**Stored entries**:
------------
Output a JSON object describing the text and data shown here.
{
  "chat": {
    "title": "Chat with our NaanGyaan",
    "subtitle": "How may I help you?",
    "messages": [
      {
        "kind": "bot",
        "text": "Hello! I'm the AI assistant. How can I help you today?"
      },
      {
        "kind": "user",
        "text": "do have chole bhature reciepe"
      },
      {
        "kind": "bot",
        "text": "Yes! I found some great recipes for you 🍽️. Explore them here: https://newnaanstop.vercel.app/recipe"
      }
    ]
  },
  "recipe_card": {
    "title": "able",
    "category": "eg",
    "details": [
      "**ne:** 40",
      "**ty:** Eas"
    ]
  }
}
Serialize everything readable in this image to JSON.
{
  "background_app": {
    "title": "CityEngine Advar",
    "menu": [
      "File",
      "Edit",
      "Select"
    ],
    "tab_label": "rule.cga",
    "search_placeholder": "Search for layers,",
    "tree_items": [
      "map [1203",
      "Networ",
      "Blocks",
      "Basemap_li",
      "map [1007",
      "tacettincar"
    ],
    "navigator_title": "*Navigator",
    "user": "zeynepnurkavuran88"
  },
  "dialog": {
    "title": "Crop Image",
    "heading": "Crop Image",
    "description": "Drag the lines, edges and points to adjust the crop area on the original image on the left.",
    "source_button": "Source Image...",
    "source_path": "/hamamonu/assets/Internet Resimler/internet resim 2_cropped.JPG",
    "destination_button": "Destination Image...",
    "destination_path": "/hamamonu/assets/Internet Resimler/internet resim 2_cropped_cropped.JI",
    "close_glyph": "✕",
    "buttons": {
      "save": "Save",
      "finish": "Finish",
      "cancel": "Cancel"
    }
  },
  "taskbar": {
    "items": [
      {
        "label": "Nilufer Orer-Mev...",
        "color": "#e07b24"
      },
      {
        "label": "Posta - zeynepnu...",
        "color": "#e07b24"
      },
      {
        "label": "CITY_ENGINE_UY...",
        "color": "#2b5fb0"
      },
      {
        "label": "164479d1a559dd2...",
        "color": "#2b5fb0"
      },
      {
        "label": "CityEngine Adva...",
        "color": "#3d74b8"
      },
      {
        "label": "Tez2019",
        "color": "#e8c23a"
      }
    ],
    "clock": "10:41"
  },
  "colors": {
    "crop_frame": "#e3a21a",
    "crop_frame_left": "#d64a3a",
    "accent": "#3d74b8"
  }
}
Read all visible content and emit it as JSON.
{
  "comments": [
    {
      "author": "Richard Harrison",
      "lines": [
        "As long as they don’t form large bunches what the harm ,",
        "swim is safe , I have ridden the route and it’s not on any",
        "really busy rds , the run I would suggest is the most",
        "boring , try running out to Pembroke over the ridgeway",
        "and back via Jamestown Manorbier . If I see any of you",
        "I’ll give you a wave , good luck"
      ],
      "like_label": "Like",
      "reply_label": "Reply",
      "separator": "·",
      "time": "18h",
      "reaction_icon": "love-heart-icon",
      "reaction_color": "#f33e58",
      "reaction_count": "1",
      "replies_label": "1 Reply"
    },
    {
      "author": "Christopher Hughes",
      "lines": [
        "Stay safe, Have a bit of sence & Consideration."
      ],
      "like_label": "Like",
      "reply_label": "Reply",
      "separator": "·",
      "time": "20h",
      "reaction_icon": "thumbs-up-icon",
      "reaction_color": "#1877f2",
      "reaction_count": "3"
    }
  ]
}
------------
**The exercise**: Gather all lines of the records that include the word "safe".

**Task response**:
        "swim is safe , I have ridden the route and it’s not on any",
        "Stay safe, Have a bit of sence & Consideration."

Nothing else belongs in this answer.